Task objective.
Read the records below and copy each line that contains "with".

Data lines.
____

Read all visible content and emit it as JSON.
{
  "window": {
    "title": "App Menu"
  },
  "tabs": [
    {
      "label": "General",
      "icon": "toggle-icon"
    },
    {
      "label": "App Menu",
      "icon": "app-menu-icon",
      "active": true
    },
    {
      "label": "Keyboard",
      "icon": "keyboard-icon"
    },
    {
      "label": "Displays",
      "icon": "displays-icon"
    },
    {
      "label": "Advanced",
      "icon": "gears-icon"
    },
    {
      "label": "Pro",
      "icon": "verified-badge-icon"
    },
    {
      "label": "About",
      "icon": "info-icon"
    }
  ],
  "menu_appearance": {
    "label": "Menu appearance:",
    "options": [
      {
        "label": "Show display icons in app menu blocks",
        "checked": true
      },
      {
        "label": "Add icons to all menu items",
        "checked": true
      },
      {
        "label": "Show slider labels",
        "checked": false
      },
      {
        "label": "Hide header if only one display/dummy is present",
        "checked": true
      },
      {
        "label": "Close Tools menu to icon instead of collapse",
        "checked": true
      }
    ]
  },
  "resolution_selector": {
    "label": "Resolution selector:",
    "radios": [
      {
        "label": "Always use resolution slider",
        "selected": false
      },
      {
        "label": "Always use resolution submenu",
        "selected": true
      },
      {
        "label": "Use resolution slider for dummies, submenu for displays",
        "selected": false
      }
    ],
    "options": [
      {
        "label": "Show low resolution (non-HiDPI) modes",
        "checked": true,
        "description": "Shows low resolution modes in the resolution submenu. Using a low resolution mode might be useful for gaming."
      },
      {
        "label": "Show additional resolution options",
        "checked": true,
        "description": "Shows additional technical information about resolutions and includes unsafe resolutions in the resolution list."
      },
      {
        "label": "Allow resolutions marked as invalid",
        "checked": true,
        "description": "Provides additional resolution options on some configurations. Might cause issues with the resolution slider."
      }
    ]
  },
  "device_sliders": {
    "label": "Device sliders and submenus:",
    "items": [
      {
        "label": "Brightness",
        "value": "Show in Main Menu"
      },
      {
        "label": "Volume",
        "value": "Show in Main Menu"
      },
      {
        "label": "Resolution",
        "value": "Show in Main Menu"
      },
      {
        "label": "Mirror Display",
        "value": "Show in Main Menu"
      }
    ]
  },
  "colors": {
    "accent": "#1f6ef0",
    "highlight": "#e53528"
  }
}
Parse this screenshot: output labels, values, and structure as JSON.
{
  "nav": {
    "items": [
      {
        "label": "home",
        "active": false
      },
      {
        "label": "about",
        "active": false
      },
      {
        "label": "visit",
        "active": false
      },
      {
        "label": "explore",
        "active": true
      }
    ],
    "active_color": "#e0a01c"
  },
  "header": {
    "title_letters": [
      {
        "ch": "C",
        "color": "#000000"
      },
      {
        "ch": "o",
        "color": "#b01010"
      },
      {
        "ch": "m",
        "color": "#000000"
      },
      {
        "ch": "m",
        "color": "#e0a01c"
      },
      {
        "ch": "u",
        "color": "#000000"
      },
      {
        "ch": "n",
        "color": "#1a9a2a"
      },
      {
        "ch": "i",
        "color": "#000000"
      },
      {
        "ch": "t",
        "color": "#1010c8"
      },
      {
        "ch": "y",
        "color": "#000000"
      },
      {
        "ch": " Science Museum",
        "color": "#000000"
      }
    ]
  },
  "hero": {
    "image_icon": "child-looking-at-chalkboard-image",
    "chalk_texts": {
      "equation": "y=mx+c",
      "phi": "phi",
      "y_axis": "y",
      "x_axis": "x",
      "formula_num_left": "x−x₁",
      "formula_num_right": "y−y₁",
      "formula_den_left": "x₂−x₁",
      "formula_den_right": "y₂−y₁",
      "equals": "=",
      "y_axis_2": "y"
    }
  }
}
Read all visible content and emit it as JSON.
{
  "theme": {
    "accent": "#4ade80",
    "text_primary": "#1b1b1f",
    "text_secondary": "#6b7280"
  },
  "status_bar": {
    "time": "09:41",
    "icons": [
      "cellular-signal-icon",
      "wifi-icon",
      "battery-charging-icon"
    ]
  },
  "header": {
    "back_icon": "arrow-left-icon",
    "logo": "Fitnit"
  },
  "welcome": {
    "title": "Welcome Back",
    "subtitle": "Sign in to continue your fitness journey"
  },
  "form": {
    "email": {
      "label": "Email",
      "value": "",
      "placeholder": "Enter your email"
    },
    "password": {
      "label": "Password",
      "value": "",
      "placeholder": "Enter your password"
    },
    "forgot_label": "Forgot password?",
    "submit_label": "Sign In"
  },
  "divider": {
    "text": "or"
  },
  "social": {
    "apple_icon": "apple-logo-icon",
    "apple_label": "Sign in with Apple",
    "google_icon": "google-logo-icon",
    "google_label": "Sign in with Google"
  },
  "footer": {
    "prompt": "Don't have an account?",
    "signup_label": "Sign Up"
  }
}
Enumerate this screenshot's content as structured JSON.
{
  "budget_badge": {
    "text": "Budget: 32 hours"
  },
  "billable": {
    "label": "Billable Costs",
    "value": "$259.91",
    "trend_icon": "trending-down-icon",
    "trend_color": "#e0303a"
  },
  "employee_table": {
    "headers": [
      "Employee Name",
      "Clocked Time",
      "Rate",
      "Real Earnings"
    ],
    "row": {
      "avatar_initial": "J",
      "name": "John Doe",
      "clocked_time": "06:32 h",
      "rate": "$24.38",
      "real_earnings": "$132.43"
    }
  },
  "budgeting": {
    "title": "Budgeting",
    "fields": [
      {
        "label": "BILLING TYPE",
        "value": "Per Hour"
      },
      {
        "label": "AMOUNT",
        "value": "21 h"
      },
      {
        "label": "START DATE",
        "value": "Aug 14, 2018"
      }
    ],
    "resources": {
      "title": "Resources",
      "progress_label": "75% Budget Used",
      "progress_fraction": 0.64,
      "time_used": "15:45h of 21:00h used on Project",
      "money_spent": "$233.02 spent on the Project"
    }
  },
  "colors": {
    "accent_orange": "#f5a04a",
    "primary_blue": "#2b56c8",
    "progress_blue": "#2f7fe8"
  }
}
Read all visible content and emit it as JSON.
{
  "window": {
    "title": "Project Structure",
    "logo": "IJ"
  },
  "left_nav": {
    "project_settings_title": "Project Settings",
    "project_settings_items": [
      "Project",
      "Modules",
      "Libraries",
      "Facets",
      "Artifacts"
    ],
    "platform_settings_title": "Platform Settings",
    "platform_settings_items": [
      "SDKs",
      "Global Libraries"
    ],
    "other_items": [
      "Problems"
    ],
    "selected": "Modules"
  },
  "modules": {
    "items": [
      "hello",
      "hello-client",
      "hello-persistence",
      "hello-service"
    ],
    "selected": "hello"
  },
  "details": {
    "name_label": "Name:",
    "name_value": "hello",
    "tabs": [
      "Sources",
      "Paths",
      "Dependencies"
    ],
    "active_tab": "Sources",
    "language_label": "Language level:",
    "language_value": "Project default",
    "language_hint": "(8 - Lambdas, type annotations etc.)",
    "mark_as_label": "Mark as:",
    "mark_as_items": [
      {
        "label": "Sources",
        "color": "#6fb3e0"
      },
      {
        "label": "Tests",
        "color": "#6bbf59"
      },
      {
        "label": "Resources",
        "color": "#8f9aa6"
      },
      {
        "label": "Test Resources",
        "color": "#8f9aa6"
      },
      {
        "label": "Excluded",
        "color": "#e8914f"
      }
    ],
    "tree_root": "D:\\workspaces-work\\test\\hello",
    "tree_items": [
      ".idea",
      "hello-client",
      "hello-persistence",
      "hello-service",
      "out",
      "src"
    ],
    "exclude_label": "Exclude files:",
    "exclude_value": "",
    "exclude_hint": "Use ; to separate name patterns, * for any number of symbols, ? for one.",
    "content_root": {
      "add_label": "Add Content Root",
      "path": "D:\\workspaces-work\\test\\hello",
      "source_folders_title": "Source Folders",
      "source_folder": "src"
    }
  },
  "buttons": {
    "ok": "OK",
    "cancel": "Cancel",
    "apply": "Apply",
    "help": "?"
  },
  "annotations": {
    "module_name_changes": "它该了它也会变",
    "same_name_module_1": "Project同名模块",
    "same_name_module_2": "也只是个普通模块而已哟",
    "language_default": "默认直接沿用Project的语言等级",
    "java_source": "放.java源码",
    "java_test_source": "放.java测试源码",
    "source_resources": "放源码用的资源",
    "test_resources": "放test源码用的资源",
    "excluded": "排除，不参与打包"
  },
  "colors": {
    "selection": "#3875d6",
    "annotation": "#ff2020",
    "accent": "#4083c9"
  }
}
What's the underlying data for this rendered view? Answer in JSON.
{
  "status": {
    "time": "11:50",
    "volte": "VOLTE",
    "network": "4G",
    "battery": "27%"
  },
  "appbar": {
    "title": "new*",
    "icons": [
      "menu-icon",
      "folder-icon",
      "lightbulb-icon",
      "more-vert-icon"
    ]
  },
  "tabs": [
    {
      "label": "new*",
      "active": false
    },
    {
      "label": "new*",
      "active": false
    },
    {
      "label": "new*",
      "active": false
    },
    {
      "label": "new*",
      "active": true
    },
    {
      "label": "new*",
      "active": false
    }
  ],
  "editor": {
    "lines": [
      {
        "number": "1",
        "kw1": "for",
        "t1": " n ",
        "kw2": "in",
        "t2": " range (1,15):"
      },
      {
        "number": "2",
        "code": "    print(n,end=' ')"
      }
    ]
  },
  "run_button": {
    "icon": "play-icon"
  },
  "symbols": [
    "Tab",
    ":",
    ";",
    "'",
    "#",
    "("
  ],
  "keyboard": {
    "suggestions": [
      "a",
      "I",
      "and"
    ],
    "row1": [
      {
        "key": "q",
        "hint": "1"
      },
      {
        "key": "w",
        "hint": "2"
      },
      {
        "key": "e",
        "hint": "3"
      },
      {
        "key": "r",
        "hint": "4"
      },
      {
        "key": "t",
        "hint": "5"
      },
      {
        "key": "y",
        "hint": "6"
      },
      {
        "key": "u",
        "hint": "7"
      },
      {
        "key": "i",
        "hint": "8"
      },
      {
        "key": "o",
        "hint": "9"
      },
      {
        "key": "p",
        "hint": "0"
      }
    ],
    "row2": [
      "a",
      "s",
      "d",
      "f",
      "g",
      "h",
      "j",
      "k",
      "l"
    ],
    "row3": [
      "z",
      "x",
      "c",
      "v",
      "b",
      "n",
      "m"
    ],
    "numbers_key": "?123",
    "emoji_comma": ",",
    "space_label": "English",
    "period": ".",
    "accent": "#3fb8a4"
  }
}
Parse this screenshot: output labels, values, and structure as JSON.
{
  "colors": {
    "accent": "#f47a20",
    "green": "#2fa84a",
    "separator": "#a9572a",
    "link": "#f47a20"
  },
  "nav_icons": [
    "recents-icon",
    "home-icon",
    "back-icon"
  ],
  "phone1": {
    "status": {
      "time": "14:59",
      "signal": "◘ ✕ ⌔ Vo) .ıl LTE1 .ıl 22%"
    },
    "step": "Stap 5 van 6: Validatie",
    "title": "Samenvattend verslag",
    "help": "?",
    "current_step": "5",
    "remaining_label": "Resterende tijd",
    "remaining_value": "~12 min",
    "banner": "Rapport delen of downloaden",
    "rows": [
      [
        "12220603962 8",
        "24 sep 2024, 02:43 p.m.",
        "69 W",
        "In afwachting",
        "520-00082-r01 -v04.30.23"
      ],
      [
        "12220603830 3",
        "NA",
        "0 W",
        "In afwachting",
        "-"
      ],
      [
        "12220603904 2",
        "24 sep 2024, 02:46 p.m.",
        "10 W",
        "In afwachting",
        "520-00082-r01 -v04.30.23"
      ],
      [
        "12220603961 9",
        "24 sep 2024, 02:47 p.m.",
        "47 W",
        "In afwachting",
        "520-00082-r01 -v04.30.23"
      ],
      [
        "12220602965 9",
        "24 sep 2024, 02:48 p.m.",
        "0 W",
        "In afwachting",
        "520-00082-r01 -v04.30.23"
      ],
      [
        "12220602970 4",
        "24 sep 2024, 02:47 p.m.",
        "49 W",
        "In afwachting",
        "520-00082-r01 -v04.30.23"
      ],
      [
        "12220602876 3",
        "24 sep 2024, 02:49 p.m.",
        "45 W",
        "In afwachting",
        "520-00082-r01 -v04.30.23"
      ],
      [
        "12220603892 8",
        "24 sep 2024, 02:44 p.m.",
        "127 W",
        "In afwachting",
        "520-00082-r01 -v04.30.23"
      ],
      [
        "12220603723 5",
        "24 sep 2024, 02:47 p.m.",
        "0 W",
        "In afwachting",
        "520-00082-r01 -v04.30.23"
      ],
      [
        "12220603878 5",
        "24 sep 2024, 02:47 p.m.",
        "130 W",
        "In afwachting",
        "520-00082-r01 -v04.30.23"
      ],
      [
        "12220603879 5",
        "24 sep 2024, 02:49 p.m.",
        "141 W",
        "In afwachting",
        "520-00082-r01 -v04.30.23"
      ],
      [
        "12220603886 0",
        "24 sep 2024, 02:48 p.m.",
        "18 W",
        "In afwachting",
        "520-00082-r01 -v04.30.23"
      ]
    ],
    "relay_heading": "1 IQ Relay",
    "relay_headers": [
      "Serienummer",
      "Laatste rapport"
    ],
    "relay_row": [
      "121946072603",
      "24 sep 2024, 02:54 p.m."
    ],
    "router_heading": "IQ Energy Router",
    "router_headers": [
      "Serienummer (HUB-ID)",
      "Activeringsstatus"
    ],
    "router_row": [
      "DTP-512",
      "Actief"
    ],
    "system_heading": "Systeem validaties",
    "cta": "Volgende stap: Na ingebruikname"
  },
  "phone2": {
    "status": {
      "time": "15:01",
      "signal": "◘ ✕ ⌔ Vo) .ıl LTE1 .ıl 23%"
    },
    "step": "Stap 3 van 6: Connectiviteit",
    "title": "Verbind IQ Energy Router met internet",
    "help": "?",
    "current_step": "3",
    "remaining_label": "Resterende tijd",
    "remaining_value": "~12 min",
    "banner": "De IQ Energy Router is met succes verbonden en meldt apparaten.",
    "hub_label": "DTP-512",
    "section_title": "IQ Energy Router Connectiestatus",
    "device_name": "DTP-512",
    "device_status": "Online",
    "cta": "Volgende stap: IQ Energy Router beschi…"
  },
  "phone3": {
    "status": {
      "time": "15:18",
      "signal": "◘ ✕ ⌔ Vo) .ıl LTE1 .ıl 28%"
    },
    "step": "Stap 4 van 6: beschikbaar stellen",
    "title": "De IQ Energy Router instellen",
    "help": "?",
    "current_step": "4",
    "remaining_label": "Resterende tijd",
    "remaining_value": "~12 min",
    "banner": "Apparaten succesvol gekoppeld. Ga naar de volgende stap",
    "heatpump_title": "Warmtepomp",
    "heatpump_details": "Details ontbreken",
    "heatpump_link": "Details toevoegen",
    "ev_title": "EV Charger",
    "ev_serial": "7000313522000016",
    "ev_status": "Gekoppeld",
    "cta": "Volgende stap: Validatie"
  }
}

____

Exercise result.
        "description": "Provides additional resolution options on some configurations. Might cause issues with the resolution slider."
    "apple_label": "Sign in with Apple",
    "google_label": "Sign in with Google"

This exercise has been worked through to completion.